**What is expected:**
Give all of the lines again, with nothing added or dropped.

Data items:
——

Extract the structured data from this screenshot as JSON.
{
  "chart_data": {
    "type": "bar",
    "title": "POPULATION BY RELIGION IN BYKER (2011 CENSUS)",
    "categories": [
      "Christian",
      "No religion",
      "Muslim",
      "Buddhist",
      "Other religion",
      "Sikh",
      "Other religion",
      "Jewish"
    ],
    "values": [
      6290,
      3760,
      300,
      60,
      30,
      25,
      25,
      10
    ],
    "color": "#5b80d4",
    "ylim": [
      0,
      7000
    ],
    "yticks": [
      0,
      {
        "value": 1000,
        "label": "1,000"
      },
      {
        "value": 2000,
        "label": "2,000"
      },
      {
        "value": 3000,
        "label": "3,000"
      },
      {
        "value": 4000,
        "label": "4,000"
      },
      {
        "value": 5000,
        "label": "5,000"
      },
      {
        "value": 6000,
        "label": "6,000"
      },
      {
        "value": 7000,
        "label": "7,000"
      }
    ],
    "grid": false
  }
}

——

**Complete answer:**
Extract the structured data from this screenshot as JSON.
{
  "chart_data": {
    "type": "bar",
    "title": "POPULATION BY RELIGION IN BYKER (2011 CENSUS)",
    "categories": [
      "Christian",
      "No religion",
      "Muslim",
      "Buddhist",
      "Other religion",
      "Sikh",
      "Other religion",
      "Jewish"
    ],
    "values": [
      6290,
      3760,
      300,
      60,
      30,
      25,
      25,
      10
    ],
    "color": "#5b80d4",
    "ylim": [
      0,
      7000
    ],
    "yticks": [
      0,
      {
        "value": 1000,
        "label": "1,000"
      },
      {
        "value": 2000,
        "label": "2,000"
      },
      {
        "value": 3000,
        "label": "3,000"
      },
      {
        "value": 4000,
        "label": "4,000"
      },
      {
        "value": 5000,
        "label": "5,000"
      },
      {
        "value": 6000,
        "label": "6,000"
      },
      {
        "value": 7000,
        "label": "7,000"
      }
    ],
    "grid": false
  }
}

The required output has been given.